— START Listed entries —

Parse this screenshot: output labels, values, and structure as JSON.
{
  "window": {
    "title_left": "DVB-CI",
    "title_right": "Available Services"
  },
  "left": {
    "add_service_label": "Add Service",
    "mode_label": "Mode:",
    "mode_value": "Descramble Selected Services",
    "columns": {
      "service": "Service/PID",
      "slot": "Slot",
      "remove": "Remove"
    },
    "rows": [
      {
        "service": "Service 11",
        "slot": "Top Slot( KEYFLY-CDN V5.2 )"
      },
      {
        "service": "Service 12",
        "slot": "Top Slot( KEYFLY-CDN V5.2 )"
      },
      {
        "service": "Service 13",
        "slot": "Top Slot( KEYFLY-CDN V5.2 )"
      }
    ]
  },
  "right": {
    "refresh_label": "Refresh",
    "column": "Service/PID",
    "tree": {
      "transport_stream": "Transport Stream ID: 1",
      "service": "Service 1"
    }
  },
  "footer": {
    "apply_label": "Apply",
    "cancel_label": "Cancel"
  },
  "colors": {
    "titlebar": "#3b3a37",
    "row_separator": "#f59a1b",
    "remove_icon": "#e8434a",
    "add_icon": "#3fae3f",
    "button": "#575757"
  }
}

— END Listed entries —

Exercise objective :: Copy every record exactly as presented.

Expected answer ::
Parse this screenshot: output labels, values, and structure as JSON.
{
  "window": {
    "title_left": "DVB-CI",
    "title_right": "Available Services"
  },
  "left": {
    "add_service_label": "Add Service",
    "mode_label": "Mode:",
    "mode_value": "Descramble Selected Services",
    "columns": {
      "service": "Service/PID",
      "slot": "Slot",
      "remove": "Remove"
    },
    "rows": [
      {
        "service": "Service 11",
        "slot": "Top Slot( KEYFLY-CDN V5.2 )"
      },
      {
        "service": "Service 12",
        "slot": "Top Slot( KEYFLY-CDN V5.2 )"
      },
      {
        "service": "Service 13",
        "slot": "Top Slot( KEYFLY-CDN V5.2 )"
      }
    ]
  },
  "right": {
    "refresh_label": "Refresh",
    "column": "Service/PID",
    "tree": {
      "transport_stream": "Transport Stream ID: 1",
      "service": "Service 1"
    }
  },
  "footer": {
    "apply_label": "Apply",
    "cancel_label": "Cancel"
  },
  "colors": {
    "titlebar": "#3b3a37",
    "row_separator": "#f59a1b",
    "remove_icon": "#e8434a",
    "add_icon": "#3fae3f",
    "button": "#575757"
  }
}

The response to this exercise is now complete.